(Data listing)
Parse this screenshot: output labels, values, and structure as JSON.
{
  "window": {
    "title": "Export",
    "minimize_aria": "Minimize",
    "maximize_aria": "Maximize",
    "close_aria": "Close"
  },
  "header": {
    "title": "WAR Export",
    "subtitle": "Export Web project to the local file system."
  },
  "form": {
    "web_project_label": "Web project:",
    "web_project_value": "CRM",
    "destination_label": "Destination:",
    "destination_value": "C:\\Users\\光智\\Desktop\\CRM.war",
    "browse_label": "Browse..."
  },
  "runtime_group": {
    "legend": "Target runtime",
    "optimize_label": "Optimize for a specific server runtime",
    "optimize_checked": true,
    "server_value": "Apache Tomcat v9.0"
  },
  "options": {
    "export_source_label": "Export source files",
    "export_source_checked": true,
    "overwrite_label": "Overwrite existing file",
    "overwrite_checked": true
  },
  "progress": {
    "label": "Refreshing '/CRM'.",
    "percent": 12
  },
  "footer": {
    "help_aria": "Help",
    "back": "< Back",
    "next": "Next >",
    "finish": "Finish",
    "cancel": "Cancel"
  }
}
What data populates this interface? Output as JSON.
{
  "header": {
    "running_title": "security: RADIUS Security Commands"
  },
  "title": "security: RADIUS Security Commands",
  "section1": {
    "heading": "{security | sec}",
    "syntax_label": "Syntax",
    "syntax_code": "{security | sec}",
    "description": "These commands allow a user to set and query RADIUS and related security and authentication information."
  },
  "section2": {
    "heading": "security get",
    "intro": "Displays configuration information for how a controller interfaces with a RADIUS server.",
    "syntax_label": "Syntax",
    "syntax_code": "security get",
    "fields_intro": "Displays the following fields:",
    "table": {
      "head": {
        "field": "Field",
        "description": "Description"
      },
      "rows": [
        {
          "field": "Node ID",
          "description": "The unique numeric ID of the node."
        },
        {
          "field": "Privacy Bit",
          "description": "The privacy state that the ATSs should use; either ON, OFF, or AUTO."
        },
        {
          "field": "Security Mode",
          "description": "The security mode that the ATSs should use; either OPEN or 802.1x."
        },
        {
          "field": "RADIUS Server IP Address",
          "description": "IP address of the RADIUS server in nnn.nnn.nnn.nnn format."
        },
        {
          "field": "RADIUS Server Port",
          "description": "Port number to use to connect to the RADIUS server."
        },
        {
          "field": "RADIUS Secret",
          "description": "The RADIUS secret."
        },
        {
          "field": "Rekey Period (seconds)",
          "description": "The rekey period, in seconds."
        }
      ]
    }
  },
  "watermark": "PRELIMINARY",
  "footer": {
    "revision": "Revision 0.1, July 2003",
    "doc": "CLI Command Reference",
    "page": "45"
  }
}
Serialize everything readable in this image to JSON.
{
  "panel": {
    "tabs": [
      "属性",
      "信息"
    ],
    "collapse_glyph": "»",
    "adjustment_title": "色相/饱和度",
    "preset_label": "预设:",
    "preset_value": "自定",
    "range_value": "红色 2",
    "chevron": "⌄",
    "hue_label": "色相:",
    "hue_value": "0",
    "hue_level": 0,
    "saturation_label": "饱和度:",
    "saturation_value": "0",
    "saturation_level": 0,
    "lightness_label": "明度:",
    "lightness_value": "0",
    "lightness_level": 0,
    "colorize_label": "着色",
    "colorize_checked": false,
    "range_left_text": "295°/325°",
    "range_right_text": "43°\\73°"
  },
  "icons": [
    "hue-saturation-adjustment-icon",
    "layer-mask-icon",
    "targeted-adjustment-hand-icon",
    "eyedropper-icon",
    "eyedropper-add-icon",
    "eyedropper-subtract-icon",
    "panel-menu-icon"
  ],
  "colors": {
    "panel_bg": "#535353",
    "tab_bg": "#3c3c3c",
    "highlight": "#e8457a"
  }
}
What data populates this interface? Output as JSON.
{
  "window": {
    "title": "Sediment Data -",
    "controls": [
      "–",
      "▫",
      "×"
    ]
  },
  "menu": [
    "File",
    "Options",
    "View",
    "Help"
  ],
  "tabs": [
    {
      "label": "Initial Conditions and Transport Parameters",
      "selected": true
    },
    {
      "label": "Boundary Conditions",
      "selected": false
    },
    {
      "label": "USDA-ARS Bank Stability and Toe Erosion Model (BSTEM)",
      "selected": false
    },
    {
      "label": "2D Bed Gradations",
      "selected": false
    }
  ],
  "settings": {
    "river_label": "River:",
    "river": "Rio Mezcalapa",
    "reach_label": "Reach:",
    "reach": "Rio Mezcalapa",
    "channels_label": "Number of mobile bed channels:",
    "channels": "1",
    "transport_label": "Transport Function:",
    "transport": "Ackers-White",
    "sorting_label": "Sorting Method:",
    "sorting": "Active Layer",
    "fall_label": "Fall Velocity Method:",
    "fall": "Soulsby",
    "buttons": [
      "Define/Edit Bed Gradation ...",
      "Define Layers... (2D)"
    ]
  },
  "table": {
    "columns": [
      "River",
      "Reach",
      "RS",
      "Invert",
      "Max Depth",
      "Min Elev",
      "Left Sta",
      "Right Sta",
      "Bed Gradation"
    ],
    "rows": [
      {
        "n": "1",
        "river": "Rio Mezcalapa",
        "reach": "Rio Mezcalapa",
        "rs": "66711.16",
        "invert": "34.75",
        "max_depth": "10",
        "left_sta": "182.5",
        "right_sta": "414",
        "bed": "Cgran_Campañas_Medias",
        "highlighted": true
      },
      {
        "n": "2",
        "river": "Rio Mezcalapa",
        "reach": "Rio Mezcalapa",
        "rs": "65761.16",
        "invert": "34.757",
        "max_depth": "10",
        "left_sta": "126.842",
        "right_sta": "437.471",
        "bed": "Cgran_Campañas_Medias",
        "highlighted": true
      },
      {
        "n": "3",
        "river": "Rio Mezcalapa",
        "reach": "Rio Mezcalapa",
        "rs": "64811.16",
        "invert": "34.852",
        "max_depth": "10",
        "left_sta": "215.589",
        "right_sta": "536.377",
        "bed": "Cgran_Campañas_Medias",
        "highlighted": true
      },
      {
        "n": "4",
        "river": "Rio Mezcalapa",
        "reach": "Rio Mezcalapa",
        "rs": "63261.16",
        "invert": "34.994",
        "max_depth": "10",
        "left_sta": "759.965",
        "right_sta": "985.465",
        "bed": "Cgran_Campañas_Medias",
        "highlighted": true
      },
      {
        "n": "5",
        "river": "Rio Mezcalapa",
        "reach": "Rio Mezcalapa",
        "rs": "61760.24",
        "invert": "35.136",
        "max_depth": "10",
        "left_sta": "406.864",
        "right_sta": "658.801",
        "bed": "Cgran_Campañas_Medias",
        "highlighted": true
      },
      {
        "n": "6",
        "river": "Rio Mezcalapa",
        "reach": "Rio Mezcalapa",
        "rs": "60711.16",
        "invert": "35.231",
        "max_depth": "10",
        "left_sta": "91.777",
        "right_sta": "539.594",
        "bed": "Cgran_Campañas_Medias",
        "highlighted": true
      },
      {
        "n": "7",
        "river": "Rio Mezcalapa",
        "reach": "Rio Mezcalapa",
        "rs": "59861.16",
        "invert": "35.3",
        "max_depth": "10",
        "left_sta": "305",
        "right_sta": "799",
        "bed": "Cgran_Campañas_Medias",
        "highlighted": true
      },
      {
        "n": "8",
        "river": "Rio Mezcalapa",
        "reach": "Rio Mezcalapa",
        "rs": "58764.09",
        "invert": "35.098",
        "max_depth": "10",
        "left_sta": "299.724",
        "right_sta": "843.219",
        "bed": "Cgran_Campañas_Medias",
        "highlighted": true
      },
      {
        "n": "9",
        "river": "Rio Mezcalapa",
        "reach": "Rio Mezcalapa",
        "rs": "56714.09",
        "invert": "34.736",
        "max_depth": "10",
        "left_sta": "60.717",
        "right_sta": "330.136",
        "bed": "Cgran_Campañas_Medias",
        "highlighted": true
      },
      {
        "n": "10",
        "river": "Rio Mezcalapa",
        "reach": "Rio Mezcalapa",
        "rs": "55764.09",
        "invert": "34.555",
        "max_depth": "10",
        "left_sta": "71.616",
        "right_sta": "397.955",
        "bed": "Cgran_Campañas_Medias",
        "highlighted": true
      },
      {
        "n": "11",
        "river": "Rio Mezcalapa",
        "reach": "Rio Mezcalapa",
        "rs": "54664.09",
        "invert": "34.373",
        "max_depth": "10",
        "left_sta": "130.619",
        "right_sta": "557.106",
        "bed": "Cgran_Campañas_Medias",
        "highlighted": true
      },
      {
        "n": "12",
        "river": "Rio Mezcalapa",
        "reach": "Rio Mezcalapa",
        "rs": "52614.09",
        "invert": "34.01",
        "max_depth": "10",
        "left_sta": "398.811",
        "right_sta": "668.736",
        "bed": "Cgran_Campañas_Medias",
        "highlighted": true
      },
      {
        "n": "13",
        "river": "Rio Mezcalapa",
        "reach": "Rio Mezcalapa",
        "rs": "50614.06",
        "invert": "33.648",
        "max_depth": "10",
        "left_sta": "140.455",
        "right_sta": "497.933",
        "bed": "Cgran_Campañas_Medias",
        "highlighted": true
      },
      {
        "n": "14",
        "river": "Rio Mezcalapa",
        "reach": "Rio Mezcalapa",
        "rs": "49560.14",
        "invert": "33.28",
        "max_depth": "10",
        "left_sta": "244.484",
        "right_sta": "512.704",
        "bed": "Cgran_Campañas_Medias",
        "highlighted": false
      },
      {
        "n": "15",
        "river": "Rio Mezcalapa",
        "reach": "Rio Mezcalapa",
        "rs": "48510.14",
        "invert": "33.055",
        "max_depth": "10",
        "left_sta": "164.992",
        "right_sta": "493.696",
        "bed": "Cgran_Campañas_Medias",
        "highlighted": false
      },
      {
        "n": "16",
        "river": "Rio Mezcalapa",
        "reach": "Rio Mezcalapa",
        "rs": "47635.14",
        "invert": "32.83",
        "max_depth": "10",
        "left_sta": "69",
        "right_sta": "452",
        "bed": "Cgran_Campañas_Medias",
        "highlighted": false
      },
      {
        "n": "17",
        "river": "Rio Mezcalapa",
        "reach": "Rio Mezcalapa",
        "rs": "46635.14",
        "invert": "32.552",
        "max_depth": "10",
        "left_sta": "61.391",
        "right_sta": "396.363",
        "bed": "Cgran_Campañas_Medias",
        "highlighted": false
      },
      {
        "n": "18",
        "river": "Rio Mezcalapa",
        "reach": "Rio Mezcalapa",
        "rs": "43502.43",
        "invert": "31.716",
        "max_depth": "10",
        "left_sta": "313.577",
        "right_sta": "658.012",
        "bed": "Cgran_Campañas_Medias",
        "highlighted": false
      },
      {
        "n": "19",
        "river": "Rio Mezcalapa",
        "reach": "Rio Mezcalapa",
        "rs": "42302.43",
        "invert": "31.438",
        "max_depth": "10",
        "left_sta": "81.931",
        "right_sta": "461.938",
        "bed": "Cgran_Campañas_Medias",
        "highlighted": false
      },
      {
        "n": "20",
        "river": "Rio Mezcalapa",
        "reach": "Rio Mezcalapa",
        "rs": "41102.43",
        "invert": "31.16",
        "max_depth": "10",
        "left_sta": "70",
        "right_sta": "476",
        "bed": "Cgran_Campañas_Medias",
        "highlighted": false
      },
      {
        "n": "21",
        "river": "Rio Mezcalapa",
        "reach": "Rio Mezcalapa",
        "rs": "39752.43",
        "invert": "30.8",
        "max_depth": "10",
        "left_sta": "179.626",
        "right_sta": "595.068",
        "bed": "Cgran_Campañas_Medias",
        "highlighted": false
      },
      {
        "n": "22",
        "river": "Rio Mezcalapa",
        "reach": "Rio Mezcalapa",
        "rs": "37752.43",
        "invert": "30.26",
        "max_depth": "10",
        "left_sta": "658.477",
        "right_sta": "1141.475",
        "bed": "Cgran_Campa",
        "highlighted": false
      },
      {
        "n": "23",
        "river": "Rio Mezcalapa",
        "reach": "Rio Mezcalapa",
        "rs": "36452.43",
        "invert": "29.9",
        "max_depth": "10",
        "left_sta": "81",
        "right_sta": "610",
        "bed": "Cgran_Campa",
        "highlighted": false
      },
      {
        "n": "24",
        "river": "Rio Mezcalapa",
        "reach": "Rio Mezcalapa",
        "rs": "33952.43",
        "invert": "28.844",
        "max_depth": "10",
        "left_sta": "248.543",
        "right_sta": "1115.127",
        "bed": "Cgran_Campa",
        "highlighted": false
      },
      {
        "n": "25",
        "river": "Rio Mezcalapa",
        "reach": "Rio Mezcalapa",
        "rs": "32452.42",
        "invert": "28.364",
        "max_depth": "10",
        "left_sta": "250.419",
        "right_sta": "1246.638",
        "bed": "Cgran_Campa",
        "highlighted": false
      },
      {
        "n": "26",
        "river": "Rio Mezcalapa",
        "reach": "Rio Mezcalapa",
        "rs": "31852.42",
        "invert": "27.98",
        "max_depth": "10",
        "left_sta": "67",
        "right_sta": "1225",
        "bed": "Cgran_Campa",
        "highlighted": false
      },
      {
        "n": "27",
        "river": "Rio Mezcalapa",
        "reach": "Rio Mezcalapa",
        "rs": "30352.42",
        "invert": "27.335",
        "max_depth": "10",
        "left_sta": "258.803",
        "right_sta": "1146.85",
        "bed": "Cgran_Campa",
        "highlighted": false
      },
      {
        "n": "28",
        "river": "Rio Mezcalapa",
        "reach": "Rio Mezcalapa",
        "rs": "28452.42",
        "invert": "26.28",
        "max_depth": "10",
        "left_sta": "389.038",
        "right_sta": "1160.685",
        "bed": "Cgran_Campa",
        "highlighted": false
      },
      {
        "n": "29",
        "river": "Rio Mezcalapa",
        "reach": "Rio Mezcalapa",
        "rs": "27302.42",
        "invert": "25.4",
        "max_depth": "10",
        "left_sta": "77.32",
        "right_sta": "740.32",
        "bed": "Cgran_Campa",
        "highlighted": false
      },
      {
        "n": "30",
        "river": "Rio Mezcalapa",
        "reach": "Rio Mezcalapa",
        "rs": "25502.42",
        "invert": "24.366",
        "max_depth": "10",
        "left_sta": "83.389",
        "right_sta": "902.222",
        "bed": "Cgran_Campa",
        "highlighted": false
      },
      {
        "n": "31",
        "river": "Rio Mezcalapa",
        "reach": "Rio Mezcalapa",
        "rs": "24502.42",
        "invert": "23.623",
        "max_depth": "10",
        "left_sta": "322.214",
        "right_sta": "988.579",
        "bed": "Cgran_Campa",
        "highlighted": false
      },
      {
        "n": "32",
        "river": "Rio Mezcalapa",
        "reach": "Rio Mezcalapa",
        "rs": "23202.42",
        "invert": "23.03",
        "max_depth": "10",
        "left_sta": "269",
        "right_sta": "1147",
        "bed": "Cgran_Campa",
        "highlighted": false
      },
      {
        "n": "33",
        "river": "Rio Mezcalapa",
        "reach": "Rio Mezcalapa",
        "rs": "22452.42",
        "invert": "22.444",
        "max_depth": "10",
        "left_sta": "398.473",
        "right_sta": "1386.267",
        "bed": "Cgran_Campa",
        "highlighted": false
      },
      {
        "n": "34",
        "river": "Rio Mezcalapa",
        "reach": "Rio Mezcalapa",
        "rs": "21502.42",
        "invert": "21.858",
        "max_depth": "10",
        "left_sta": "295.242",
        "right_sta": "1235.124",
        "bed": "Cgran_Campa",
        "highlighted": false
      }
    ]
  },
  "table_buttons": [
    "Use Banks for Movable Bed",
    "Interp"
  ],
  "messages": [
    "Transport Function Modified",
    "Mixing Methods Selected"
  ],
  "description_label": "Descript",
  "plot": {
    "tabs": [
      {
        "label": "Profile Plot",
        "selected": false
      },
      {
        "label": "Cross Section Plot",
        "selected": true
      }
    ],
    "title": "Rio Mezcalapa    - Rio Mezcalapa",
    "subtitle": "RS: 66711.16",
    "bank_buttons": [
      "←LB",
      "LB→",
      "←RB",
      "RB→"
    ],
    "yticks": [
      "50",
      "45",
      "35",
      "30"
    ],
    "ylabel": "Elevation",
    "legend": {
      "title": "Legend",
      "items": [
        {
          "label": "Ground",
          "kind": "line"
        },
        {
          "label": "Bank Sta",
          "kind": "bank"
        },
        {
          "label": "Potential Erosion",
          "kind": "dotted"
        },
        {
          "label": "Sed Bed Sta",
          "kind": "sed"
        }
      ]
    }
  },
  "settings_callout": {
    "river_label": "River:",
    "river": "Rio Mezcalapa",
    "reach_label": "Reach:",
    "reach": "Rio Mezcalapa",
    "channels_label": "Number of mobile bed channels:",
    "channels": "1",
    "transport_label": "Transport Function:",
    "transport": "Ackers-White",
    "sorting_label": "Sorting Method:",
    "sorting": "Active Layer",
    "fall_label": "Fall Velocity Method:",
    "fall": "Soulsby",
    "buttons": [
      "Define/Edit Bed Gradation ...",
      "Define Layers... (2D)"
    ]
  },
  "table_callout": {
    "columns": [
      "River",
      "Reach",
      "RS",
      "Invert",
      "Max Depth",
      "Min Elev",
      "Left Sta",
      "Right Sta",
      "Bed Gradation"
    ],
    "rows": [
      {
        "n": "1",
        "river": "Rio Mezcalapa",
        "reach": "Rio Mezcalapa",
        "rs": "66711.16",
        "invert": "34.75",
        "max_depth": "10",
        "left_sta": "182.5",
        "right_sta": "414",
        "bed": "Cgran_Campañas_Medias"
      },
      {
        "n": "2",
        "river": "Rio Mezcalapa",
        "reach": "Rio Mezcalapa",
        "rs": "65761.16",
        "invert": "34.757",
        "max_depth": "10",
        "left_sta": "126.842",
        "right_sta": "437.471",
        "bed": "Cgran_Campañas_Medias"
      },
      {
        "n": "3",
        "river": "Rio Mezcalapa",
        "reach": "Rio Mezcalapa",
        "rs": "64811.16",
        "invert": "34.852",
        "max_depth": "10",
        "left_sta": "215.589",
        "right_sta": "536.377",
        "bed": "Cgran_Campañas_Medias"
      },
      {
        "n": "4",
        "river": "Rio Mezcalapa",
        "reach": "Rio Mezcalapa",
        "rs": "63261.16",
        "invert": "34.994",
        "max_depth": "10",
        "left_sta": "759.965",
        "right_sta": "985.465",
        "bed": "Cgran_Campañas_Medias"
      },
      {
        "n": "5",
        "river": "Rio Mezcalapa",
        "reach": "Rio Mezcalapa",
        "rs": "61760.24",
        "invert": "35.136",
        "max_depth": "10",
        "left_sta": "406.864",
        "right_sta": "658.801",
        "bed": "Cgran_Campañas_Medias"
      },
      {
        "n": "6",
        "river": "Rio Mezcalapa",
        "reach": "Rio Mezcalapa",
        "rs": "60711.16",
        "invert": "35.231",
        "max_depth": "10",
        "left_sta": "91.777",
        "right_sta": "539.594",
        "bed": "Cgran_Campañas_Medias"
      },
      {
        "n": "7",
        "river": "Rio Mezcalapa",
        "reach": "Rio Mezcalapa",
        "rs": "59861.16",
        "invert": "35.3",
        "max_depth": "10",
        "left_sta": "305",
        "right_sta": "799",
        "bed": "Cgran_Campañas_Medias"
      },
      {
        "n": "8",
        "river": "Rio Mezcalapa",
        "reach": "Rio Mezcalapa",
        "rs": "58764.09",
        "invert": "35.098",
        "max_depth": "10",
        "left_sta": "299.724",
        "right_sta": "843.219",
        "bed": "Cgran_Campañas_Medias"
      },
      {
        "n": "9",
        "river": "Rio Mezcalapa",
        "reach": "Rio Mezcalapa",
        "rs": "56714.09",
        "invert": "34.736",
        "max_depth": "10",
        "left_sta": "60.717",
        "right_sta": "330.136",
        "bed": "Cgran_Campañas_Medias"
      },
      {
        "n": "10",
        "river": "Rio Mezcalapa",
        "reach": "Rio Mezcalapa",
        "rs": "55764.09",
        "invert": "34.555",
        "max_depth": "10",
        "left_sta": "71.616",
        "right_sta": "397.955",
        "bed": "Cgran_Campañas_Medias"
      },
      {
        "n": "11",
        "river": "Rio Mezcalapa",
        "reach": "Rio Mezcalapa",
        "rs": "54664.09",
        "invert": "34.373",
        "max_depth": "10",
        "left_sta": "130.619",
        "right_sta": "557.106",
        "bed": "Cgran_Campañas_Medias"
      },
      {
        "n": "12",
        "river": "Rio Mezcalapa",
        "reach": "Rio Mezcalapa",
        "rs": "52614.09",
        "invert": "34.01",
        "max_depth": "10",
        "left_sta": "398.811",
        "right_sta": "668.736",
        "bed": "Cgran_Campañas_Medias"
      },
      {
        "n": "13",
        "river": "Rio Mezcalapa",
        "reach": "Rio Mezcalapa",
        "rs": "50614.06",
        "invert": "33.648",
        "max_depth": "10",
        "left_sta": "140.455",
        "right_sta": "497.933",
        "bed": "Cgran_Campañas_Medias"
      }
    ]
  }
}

* BRIEF: Work out how many lines above contain the word "Conditions". Give only the number.

* SOLUTION TO THE EXERCISE: 2